* _THE REQUEST_: Only the pictures stay out; every record is to be quoted exactly.

[Figure dataset records]

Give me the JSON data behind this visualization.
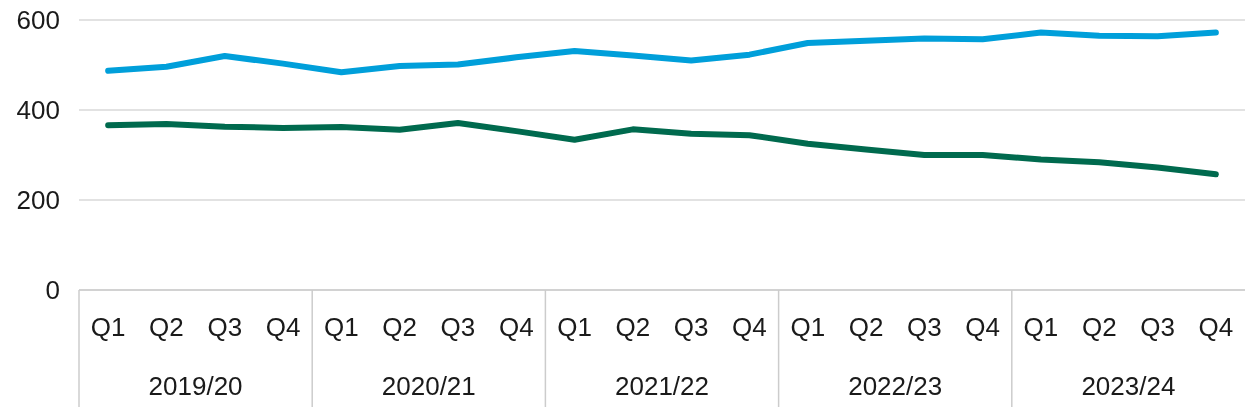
{
  "chart_data": {
    "type": "line",
    "categories": [
      "Q1",
      "Q2",
      "Q3",
      "Q4",
      "Q1",
      "Q2",
      "Q3",
      "Q4",
      "Q1",
      "Q2",
      "Q3",
      "Q4",
      "Q1",
      "Q2",
      "Q3",
      "Q4",
      "Q1",
      "Q2",
      "Q3",
      "Q4"
    ],
    "series": [
      {
        "color": "#009fda",
        "values": [
          487,
          496,
          520,
          503,
          484,
          498,
          501,
          517,
          531,
          521,
          510,
          523,
          549,
          554,
          559,
          557,
          572,
          565,
          564,
          572
        ]
      },
      {
        "color": "#006a4e",
        "values": [
          366,
          369,
          363,
          360,
          362,
          356,
          371,
          353,
          334,
          357,
          347,
          344,
          325,
          312,
          300,
          300,
          290,
          284,
          272,
          257
        ]
      }
    ],
    "ylim": [
      0,
      600
    ],
    "yticks": [
      0,
      200,
      400,
      600
    ],
    "grid": "y",
    "marker": "none",
    "line_style": "solid",
    "annotations": [
      "2019/20",
      "2020/21",
      "2021/22",
      "2022/23",
      "2023/24"
    ]
  }
}
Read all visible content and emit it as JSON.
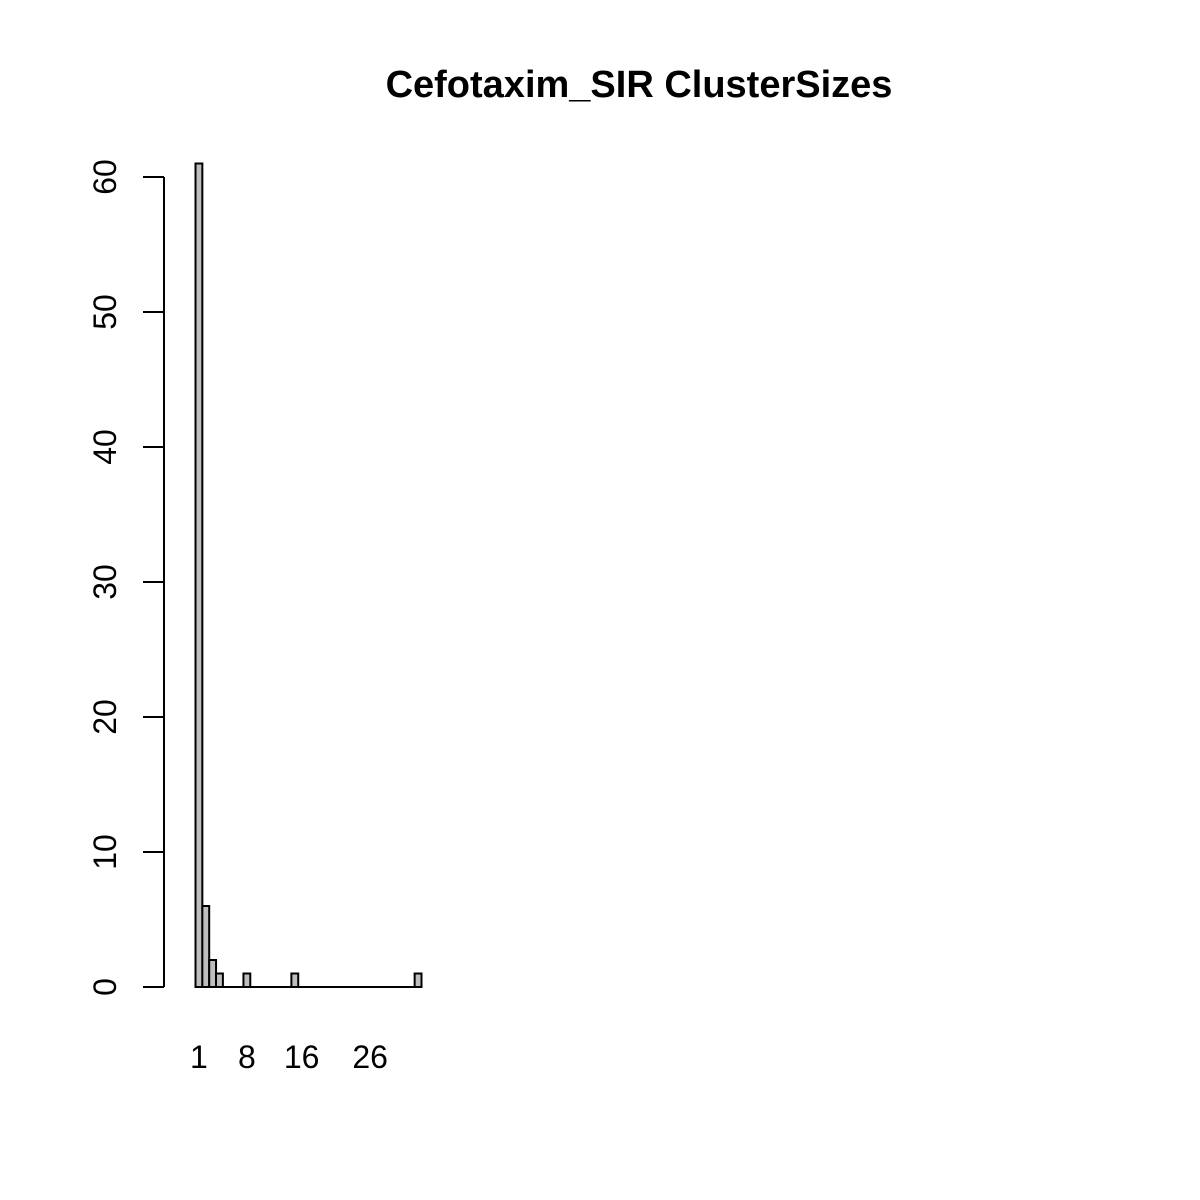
{
  "chart_data": {
    "type": "bar",
    "title": "Cefotaxim_SIR ClusterSizes",
    "xlabel": "",
    "ylabel": "",
    "ylim": [
      0,
      60
    ],
    "xlim": [
      0.5,
      33.5
    ],
    "yticks": [
      0,
      10,
      20,
      30,
      40,
      50,
      60
    ],
    "x_tick_labels": [
      {
        "label": "1",
        "at": 1
      },
      {
        "label": "8",
        "at": 8
      },
      {
        "label": "16",
        "at": 16
      },
      {
        "label": "26",
        "at": 26
      }
    ],
    "categories": [
      1,
      2,
      3,
      4,
      8,
      15,
      33
    ],
    "values": [
      61,
      6,
      2,
      1,
      1,
      1,
      1
    ],
    "grid": false,
    "bar_color": "#bebebe"
  }
}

* _SOLUTION TO THE EXERCISE_:
Give me the JSON data behind this visualization.
{
  "chart_data": {
    "type": "line",
    "categories": [
      "Q1",
      "Q2",
      "Q3",
      "Q4",
      "Q1",
      "Q2",
      "Q3",
      "Q4",
      "Q1",
      "Q2",
      "Q3",
      "Q4",
      "Q1",
      "Q2",
      "Q3",
      "Q4",
      "Q1",
      "Q2",
      "Q3",
      "Q4"
    ],
    "series": [
      {
        "color": "#009fda",
        "values": [
          487,
          496,
          520,
          503,
          484,
          498,
          501,
          517,
          531,
          521,
          510,
          523,
          549,
          554,
          559,
          557,
          572,
          565,
          564,
          572
        ]
      },
      {
        "color": "#006a4e",
        "values": [
          366,
          369,
          363,
          360,
          362,
          356,
          371,
          353,
          334,
          357,
          347,
          344,
          325,
          312,
          300,
          300,
          290,
          284,
          272,
          257
        ]
      }
    ],
    "ylim": [
      0,
      600
    ],
    "yticks": [
      0,
      200,
      400,
      600
    ],
    "grid": "y",
    "marker": "none",
    "line_style": "solid",
    "annotations": [
      "2019/20",
      "2020/21",
      "2021/22",
      "2022/23",
      "2023/24"
    ]
  }
}
Read all visible content and emit it as JSON.
{
  "chart_data": {
    "type": "bar",
    "title": "Cefotaxim_SIR ClusterSizes",
    "xlabel": "",
    "ylabel": "",
    "ylim": [
      0,
      60
    ],
    "xlim": [
      0.5,
      33.5
    ],
    "yticks": [
      0,
      10,
      20,
      30,
      40,
      50,
      60
    ],
    "x_tick_labels": [
      {
        "label": "1",
        "at": 1
      },
      {
        "label": "8",
        "at": 8
      },
      {
        "label": "16",
        "at": 16
      },
      {
        "label": "26",
        "at": 26
      }
    ],
    "categories": [
      1,
      2,
      3,
      4,
      8,
      15,
      33
    ],
    "values": [
      61,
      6,
      2,
      1,
      1,
      1,
      1
    ],
    "grid": false,
    "bar_color": "#bebebe"
  }
}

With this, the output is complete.